## Objective
Recast the listing as a numbered list, starting at the line that contains "Output 14 of" and ending at the line that contains "x-tick-label: 1979: [66, 428, 113, 444]", with both of those lines included and any blank lines left out.

## Extracted entries
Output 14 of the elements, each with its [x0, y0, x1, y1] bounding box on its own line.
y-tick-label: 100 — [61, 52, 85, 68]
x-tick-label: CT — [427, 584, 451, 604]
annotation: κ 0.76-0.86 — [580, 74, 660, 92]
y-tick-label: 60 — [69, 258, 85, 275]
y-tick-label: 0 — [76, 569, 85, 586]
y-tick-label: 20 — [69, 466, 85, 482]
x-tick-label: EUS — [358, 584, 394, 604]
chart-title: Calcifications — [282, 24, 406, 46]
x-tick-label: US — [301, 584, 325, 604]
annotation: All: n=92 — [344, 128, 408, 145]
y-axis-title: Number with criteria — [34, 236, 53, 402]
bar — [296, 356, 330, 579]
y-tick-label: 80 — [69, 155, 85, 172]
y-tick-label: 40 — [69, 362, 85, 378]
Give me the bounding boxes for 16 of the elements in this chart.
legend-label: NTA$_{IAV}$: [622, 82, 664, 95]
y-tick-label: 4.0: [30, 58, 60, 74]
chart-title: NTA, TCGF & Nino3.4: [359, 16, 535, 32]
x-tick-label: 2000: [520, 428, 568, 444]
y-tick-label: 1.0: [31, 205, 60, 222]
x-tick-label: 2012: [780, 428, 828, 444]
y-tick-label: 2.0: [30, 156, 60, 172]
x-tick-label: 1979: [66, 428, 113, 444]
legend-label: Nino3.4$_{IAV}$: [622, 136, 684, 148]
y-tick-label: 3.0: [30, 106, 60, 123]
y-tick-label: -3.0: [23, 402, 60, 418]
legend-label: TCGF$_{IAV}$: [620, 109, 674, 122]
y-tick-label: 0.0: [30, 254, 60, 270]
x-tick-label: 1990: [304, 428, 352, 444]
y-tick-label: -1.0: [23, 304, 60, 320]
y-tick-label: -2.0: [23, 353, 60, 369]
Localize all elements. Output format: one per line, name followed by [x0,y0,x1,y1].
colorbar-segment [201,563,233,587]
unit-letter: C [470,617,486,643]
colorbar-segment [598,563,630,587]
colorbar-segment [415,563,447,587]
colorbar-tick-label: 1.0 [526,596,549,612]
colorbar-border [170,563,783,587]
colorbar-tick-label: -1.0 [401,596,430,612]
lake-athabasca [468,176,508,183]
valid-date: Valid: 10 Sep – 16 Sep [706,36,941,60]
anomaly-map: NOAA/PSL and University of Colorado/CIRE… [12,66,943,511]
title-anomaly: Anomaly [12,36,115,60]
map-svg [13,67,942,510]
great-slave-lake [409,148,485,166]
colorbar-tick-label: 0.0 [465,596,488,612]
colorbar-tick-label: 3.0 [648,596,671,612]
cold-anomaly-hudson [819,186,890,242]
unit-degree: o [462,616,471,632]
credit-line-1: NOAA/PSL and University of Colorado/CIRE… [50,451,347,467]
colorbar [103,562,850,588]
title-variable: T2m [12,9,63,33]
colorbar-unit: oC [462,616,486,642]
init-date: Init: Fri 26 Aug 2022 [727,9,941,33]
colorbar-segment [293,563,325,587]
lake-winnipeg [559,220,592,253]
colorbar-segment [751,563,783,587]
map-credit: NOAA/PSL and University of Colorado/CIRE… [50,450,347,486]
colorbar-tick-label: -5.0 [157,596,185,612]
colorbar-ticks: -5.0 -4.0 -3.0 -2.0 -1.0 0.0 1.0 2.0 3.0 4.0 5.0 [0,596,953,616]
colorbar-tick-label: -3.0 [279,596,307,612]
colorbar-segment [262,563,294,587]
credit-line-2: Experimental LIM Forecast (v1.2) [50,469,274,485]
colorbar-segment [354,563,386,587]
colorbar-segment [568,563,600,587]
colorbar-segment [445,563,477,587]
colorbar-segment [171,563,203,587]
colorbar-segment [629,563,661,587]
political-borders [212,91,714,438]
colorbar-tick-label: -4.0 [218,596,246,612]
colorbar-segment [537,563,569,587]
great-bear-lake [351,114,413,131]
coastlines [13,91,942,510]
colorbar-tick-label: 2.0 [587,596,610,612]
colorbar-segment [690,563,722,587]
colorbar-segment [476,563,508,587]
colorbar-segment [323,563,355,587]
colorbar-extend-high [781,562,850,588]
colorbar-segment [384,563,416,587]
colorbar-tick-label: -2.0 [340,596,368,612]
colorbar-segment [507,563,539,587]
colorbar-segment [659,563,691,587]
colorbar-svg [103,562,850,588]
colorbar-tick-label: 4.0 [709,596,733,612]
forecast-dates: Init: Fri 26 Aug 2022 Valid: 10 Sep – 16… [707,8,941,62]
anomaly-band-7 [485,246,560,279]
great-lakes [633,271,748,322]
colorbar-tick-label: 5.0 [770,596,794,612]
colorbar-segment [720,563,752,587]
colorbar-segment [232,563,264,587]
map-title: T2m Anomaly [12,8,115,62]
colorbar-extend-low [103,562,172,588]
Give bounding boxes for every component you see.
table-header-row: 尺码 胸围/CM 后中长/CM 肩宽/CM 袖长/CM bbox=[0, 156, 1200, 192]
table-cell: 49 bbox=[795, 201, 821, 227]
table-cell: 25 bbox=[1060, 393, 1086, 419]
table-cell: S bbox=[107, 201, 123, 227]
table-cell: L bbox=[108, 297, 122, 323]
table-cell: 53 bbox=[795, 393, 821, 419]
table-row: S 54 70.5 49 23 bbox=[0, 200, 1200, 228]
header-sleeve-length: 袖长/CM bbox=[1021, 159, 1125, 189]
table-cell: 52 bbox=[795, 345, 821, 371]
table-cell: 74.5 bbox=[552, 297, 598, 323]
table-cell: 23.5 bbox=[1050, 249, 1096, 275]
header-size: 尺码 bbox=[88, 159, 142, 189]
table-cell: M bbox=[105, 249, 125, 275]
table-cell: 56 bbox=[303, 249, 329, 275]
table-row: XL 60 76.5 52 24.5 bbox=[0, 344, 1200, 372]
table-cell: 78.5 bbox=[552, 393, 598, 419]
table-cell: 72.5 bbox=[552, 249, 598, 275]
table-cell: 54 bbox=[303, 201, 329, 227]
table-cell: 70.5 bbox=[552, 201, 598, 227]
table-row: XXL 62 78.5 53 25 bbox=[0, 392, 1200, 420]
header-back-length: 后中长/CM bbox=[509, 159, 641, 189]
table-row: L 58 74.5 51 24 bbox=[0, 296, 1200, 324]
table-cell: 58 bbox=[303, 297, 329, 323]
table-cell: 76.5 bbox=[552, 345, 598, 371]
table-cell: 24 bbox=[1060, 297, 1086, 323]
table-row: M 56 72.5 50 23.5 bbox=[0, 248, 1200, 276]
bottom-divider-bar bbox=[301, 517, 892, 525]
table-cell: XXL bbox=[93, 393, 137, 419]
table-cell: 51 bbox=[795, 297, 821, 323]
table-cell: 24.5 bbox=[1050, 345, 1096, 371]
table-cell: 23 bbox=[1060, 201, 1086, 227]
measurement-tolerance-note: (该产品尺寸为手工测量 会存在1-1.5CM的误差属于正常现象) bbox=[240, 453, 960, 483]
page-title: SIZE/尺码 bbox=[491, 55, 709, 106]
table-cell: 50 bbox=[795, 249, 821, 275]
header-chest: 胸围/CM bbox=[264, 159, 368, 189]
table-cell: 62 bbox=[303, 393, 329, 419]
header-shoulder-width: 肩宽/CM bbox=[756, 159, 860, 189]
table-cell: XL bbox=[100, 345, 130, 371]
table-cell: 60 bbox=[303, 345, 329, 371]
==
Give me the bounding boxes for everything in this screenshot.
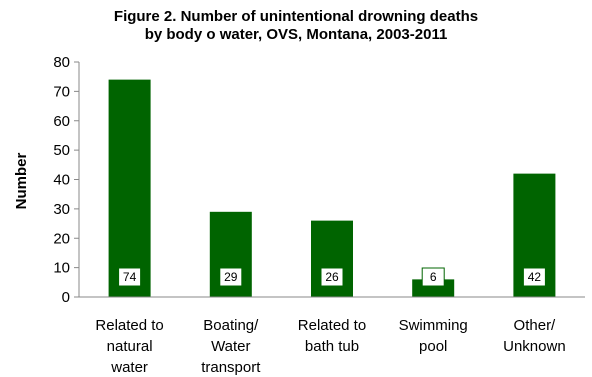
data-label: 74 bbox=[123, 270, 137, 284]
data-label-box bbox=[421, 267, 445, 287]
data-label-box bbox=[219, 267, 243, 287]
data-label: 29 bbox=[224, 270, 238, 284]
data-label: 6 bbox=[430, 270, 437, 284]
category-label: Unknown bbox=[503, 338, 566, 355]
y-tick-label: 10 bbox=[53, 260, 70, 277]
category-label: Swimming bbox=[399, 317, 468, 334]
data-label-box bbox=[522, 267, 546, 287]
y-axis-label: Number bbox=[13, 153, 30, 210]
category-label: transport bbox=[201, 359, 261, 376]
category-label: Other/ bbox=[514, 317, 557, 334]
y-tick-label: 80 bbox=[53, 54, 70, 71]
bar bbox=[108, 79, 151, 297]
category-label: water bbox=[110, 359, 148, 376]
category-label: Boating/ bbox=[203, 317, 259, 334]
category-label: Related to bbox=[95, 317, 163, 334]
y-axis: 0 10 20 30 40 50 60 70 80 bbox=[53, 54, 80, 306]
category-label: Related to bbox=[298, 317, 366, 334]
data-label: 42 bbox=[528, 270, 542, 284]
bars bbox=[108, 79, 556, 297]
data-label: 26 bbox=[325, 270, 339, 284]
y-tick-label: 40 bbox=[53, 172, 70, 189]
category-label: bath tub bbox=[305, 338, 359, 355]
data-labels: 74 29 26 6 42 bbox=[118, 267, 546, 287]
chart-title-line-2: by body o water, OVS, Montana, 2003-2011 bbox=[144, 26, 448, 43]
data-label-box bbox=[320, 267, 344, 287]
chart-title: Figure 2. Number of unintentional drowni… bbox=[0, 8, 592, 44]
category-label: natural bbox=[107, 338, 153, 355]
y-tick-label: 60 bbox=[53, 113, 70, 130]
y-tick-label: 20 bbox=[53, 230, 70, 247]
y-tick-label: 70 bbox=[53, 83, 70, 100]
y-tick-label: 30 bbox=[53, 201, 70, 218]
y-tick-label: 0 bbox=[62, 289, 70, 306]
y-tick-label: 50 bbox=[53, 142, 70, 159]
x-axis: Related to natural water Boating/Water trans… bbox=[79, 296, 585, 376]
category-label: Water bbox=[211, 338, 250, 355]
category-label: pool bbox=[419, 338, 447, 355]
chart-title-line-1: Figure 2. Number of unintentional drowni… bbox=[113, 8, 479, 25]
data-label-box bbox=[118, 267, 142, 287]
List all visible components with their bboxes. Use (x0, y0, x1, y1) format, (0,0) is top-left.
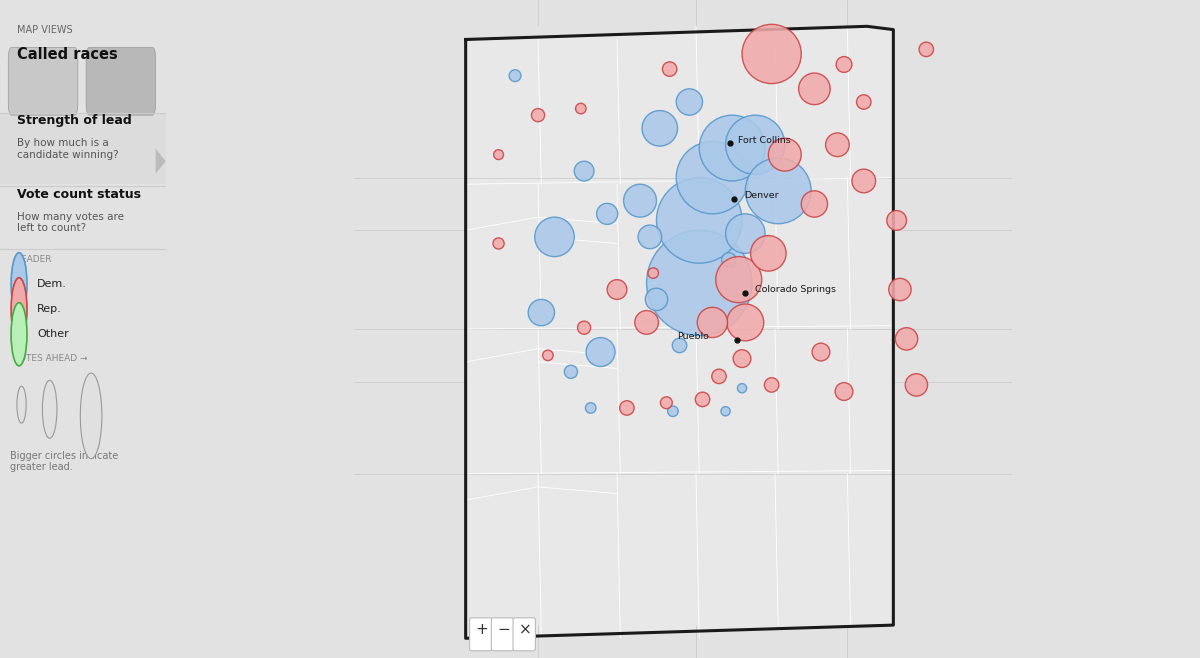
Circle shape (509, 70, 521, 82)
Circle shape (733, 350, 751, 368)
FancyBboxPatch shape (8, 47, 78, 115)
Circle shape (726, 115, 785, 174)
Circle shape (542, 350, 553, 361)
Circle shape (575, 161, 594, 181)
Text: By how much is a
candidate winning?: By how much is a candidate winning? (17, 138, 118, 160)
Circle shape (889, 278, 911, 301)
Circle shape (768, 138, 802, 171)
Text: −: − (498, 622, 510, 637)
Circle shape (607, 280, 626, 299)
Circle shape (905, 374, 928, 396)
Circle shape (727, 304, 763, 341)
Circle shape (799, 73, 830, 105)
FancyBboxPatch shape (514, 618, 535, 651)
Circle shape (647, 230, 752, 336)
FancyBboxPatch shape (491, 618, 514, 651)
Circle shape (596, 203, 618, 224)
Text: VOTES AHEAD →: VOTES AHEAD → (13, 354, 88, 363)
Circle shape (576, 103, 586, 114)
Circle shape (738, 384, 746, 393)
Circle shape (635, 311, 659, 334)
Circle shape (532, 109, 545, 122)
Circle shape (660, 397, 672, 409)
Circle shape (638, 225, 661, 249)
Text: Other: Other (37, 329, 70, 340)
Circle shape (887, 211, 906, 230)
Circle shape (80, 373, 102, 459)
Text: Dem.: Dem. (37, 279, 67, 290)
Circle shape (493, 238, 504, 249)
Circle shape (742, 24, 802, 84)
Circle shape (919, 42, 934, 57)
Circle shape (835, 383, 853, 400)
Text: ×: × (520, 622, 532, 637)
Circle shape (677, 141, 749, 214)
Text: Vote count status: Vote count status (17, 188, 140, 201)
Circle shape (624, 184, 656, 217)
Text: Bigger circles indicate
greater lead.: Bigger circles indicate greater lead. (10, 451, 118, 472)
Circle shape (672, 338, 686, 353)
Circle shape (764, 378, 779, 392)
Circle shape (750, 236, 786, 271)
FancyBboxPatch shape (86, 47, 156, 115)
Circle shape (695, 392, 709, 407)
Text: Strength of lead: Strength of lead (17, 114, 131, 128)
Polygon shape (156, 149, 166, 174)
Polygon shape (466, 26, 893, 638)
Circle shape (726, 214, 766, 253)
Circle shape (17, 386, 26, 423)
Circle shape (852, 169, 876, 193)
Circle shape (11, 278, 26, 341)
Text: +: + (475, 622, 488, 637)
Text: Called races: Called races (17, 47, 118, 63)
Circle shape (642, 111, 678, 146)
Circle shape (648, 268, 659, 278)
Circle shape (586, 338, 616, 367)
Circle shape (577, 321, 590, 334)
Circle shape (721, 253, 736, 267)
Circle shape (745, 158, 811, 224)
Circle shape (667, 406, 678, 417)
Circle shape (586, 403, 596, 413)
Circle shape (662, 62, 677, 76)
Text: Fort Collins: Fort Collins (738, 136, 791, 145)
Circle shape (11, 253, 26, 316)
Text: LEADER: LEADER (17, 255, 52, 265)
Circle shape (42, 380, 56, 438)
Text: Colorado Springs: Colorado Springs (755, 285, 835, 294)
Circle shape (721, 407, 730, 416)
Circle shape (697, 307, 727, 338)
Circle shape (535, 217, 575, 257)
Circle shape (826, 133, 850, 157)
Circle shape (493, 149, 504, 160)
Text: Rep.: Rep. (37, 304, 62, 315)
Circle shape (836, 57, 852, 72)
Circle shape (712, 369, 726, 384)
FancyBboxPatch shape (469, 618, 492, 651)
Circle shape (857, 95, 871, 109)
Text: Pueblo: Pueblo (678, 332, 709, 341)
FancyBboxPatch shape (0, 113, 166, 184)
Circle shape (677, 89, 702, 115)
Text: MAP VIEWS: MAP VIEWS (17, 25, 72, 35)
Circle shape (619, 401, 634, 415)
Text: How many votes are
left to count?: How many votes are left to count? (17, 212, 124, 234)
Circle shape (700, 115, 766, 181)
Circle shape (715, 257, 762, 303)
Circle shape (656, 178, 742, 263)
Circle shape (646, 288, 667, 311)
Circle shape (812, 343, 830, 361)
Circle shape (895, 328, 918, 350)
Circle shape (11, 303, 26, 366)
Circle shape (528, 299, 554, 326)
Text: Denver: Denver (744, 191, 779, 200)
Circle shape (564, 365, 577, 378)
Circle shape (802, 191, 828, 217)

## Result for this task
1. Output 14 of the elements, each with its [x0, y0, x1, y1] bounding box on its own line.
2. y-tick-label: 100 — [61, 52, 85, 68]
3. x-tick-label: CT — [427, 584, 451, 604]
4. annotation: κ 0.76-0.86 — [580, 74, 660, 92]
5. y-tick-label: 60 — [69, 258, 85, 275]
6. y-tick-label: 0 — [76, 569, 85, 586]
7. y-tick-label: 20 — [69, 466, 85, 482]
8. x-tick-label: EUS — [358, 584, 394, 604]
9. chart-title: Calcifications — [282, 24, 406, 46]
10. x-tick-label: US — [301, 584, 325, 604]
11. annotation: All: n=92 — [344, 128, 408, 145]
12. y-axis-title: Number with criteria — [34, 236, 53, 402]
13. bar — [296, 356, 330, 579]
14. y-tick-label: 80 — [69, 155, 85, 172]
15. y-tick-label: 40 — [69, 362, 85, 378]
16. Give me the bounding boxes for 16 of the elements in this chart.
17. legend-label: NTA$_{IAV}$: [622, 82, 664, 95]
18. y-tick-label: 4.0: [30, 58, 60, 74]
19. chart-title: NTA, TCGF & Nino3.4: [359, 16, 535, 32]
20. x-tick-label: 2000: [520, 428, 568, 444]
21. y-tick-label: 1.0: [31, 205, 60, 222]
22. x-tick-label: 2012: [780, 428, 828, 444]
23. y-tick-label: 2.0: [30, 156, 60, 172]
24. x-tick-label: 1979: [66, 428, 113, 444]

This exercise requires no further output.